Task details – Below are the records; collect from them each line containing the string "their".

[Raw records]
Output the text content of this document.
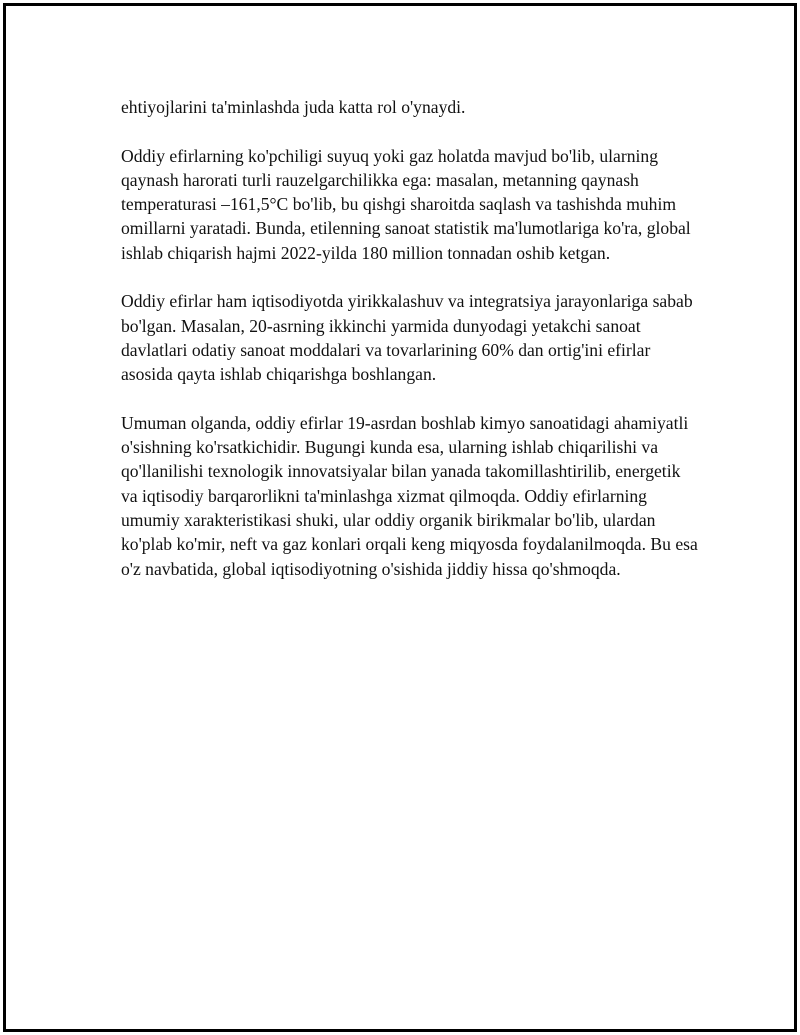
ehtiyojlarini ta'minlashda juda katta rol o'ynaydi.

Oddiy efirlarning ko'pchiligi suyuq yoki gaz holatda mavjud bo'lib, ularning qaynash harorati turli rauzelgarchilikka ega: masalan, metanning qaynash temperaturasi –161,5°C bo'lib, bu qishgi sharoitda saqlash va tashishda muhim omillarni yaratadi. Bunda, etilenning sanoat statistik ma'lumotlariga ko'ra, global ishlab chiqarish hajmi 2022-yilda 180 million tonnadan oshib ketgan.

Oddiy efirlar ham iqtisodiyotda yirikkalashuv va integratsiya jarayonlariga sabab bo'lgan. Masalan, 20-asrning ikkinchi yarmida dunyodagi yetakchi sanoat davlatlari odatiy sanoat moddalari va tovarlarining 60% dan ortig'ini efirlar asosida qayta ishlab chiqarishga boshlangan.

Umuman olganda, oddiy efirlar 19-asrdan boshlab kimyo sanoatidagi ahamiyatli o'sishning ko'rsatkichidir. Bugungi kunda esa, ularning ishlab chiqarilishi va qo'llanilishi texnologik innovatsiyalar bilan yanada takomillashtirilib, energetik va iqtisodiy barqarorlikni ta'minlashga xizmat qilmoqda. Oddiy efirlarning umumiy xarakteristikasi shuki, ular oddiy organik birikmalar bo'lib, ulardan ko'plab ko'mir, neft va gaz konlari orqali keng miqyosda foydalanilmoqda. Bu esa o'z navbatida, global iqtisodiyotning o'sishida jiddiy hissa qo'shmoqda.
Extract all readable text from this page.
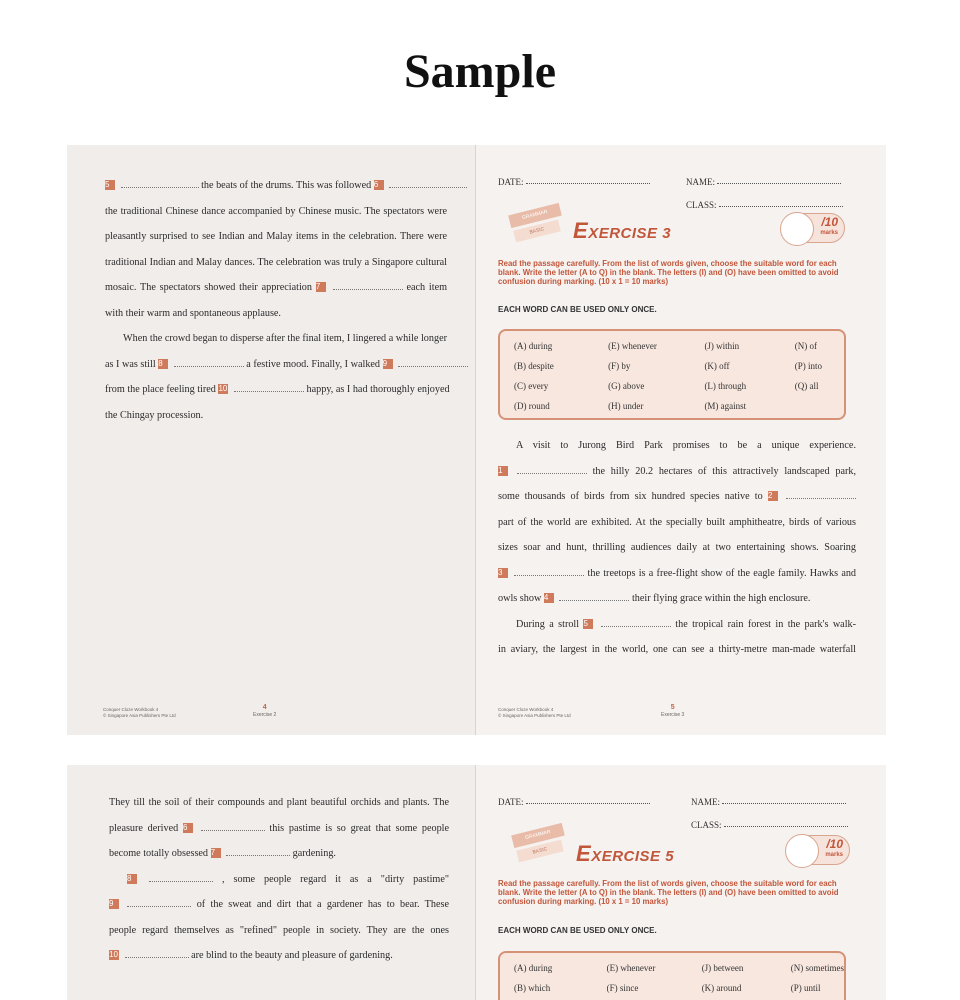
Sample
5	the beats of the drums. This was followed 6
the traditional Chinese dance accompanied by Chinese music. The spectators were
pleasantly surprised to see Indian and Malay items in the celebration. There were
traditional Indian and Malay dances. The celebration was truly a Singapore cultural
mosaic. The spectators showed their appreciation 7	each item
with their warm and spontaneous applause.
When the crowd began to disperse after the final item, I lingered a while longer
as I was still 8	a festive mood. Finally, I walked 9
from the place feeling tired 10	happy, as I had thoroughly enjoyed
the Chingay procession.
Conquer Cloze Workbook 4
© Singapore Asia Publishers Pte Ltd
4
Exercise 2
DATE:	NAME:
CLASS:
GRAMMAR
BASIC	EXERCISE 3
/10
marks
Read the passage carefully. From the list of words given, choose the suitable word for each blank. Write the letter (A to Q) in the blank. The letters (I) and (O) have been omitted to avoid confusion during marking. (10 x 1 = 10 marks)
EACH WORD CAN BE USED ONLY ONCE.
(A) during	(E) whenever	(J) within	(N) of
(B) despite	(F) by	(K) off	(P) into
(C) every	(G) above	(L) through	(Q) all
(D) round	(H) under	(M) against	
A visit to Jurong Bird Park promises to be a unique experience.
1	the hilly 20.2 hectares of this attractively landscaped park,
some thousands of birds from six hundred species native to 2
part of the world are exhibited. At the specially built amphitheatre, birds of various
sizes soar and hunt, thrilling audiences daily at two entertaining shows. Soaring
3	the treetops is a free-flight show of the eagle family. Hawks and
owls show 4	their flying grace within the high enclosure.
During a stroll 5	the tropical rain forest in the park's walk-
in aviary, the largest in the world, one can see a thirty-metre man-made waterfall
Conquer Cloze Workbook 4
© Singapore Asia Publishers Pte Ltd
5
Exercise 3
They till the soil of their compounds and plant beautiful orchids and plants. The
pleasure derived 6	this pastime is so great that some people
become totally obsessed 7	gardening.
8	, some people regard it as a "dirty pastime"
9	of the sweat and dirt that a gardener has to bear. These
people regard themselves as "refined" people in society. They are the ones
10	are blind to the beauty and pleasure of gardening.
DATE:	NAME:
CLASS:
GRAMMAR
BASIC	EXERCISE 5
/10
marks
Read the passage carefully. From the list of words given, choose the suitable word for each blank. Write the letter (A to Q) in the blank. The letters (I) and (O) have been omitted to avoid confusion during marking. (10 x 1 = 10 marks)
EACH WORD CAN BE USED ONLY ONCE.
(A) during	(E) whenever	(J) between	(N) sometimes
(B) which	(F) since	(K) around	(P) until
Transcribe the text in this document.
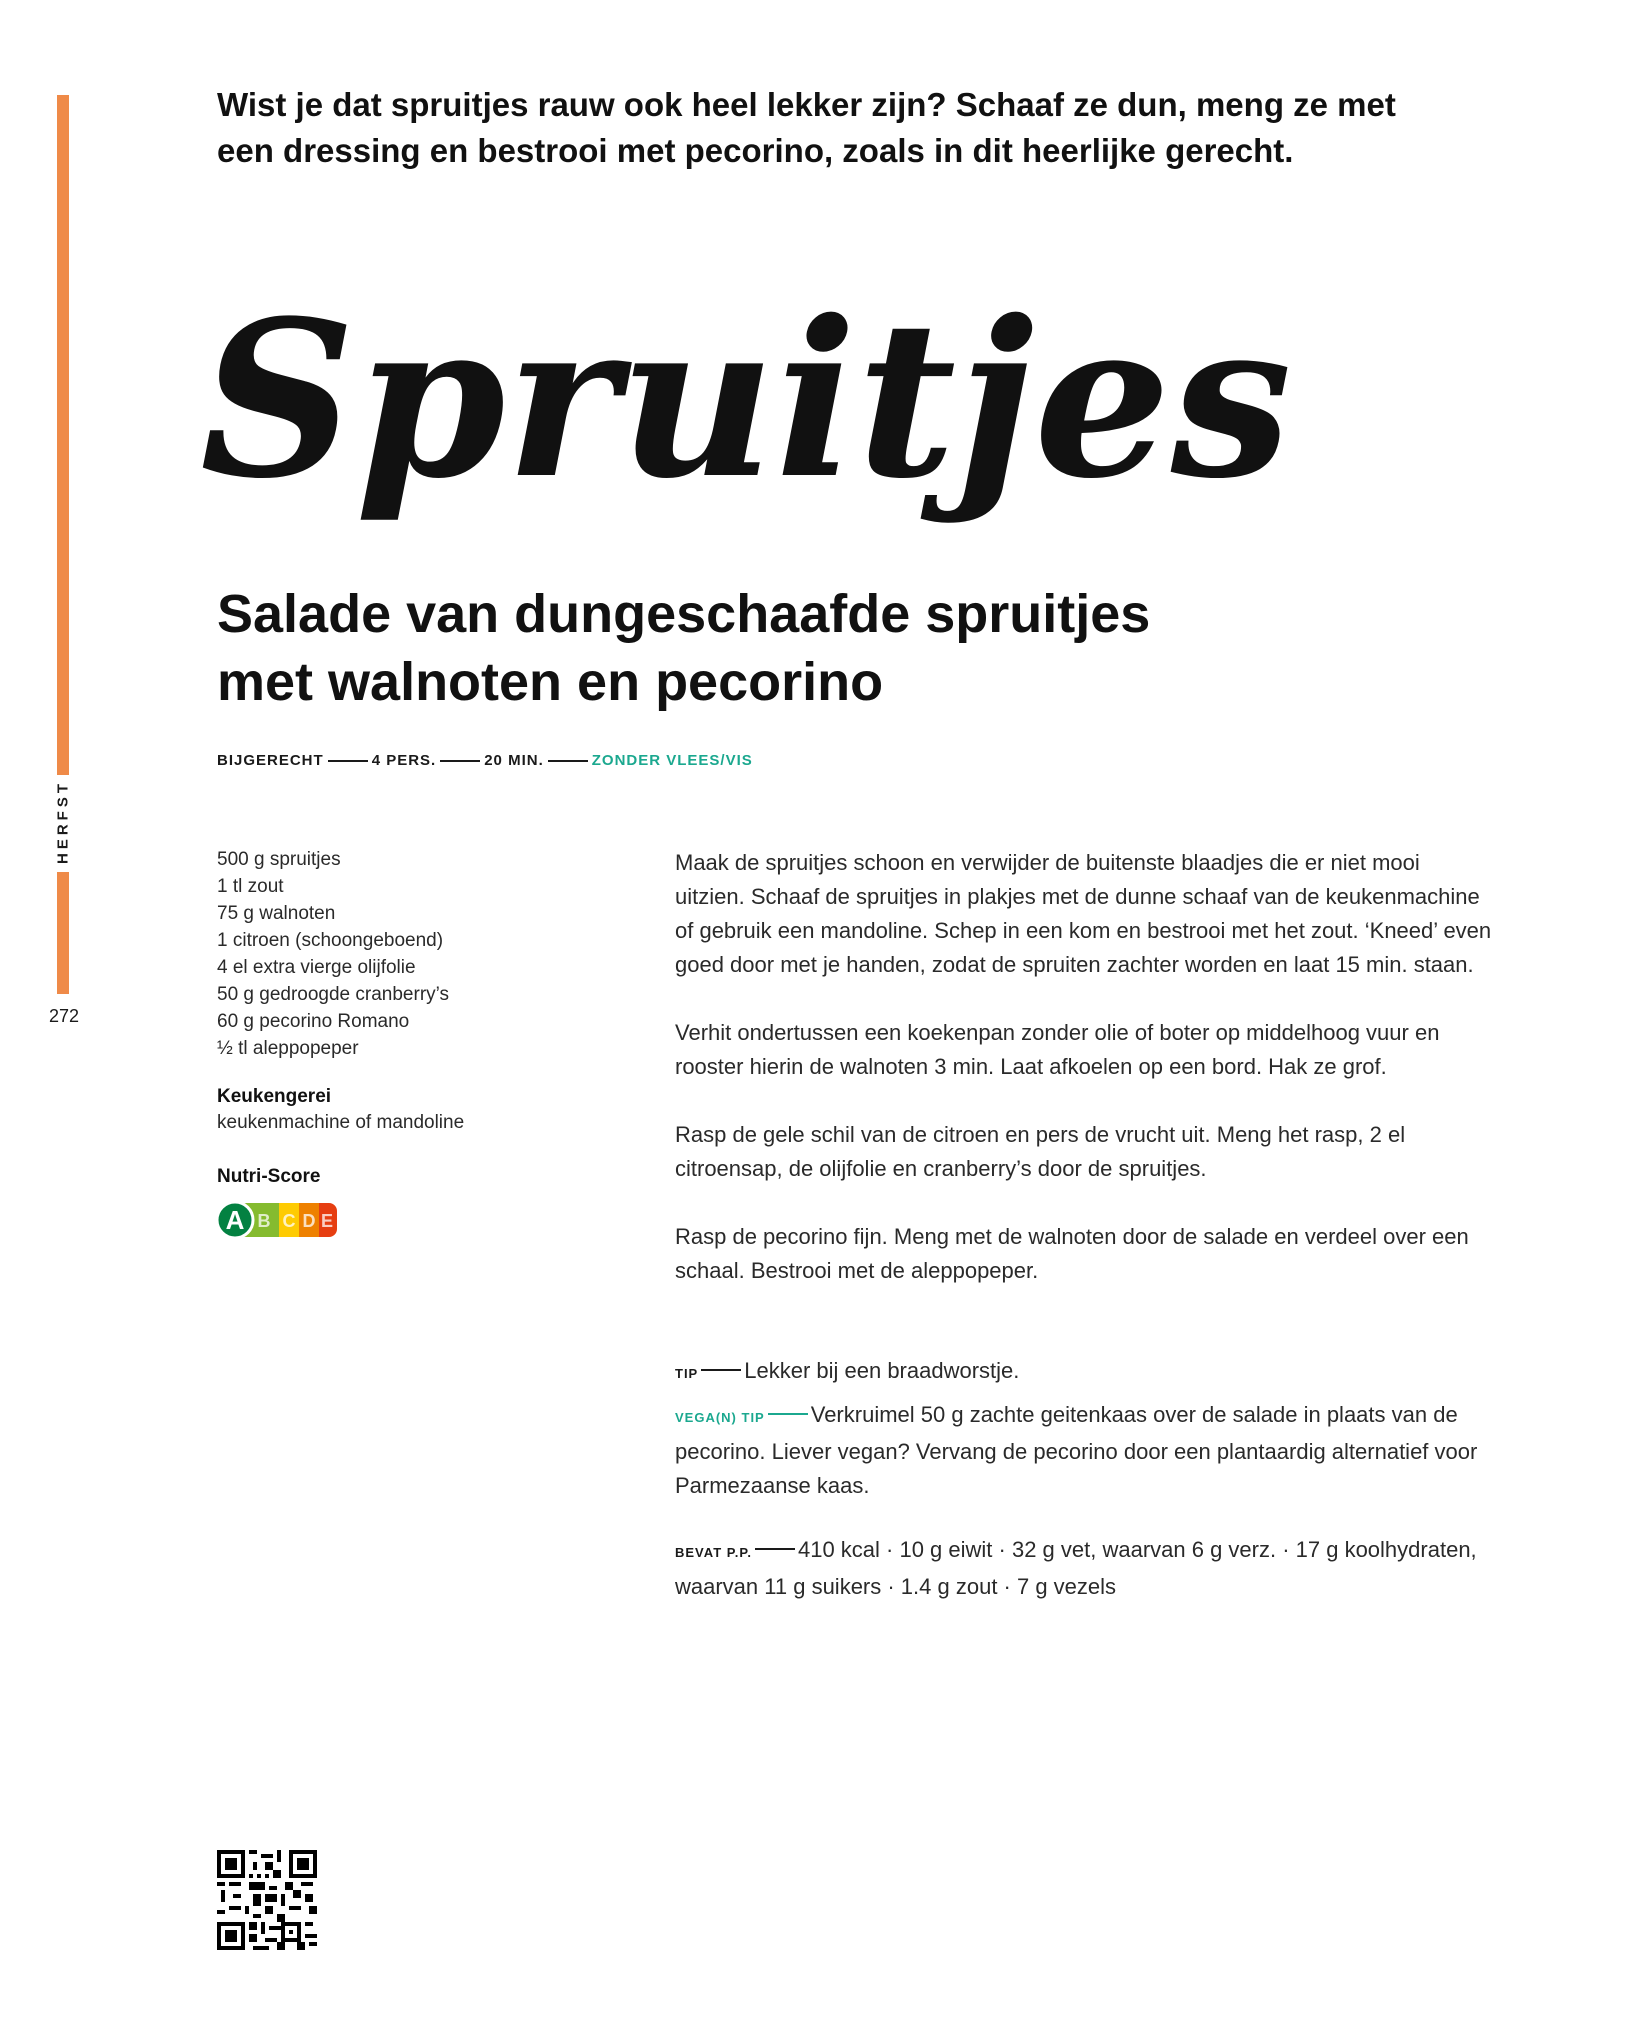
HERFST
272

Wist je dat spruitjes rauw ook heel lekker zijn? Schaaf ze dun, meng ze met een dressing en bestrooi met pecorino, zoals in dit heerlijke gerecht.

Spruitjes
Salade van dungeschaafde spruitjes
met walnoten en pecorino
BIJGERECHT	4 PERS.	20 MIN.	ZONDER VLEES/VIS
500 g spruitjes
1 tl zout
75 g walnoten
1 citroen (schoongeboend)
4 el extra vierge olijfolie
50 g gedroogde cranberry’s
60 g pecorino Romano
½ tl aleppopeper
Keukengerei
keukenmachine of mandoline
Nutri-Score
A B C D E

Maak de spruitjes schoon en verwijder de buitenste blaadjes die er niet mooi uitzien. Schaaf de spruitjes in plakjes met de dunne schaaf van de keukenmachine of gebruik een mandoline. Schep in een kom en bestrooi met het zout. ‘Kneed’ even goed door met je handen, zodat de spruiten zachter worden en laat 15 min. staan.

Verhit ondertussen een koekenpan zonder olie of boter op middelhoog vuur en rooster hierin de walnoten 3 min. Laat afkoelen op een bord. Hak ze grof.

Rasp de gele schil van de citroen en pers de vrucht uit. Meng het rasp, 2 el citroensap, de olijfolie en cranberry’s door de spruitjes.

Rasp de pecorino fijn. Meng met de walnoten door de salade en verdeel over een schaal. Bestrooi met de aleppopeper.

TIP Lekker bij een braadworstje.

VEGA(N) TIP Verkruimel 50 g zachte geitenkaas over de salade in plaats van de pecorino. Liever vegan? Vervang de pecorino door een plantaardig alternatief voor Parmezaanse kaas.

BEVAT P.P. 410 kcal · 10 g eiwit · 32 g vet, waarvan 6 g verz. · 17 g koolhydraten, waarvan 11 g suikers · 1.4 g zout · 7 g vezels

Exercise response –
mosaic. The spectators showed their appreciation 7	each item
with their warm and spontaneous applause.
owls show 4	their flying grace within the high enclosure.
They till the soil of their compounds and plant beautiful orchids and plants. The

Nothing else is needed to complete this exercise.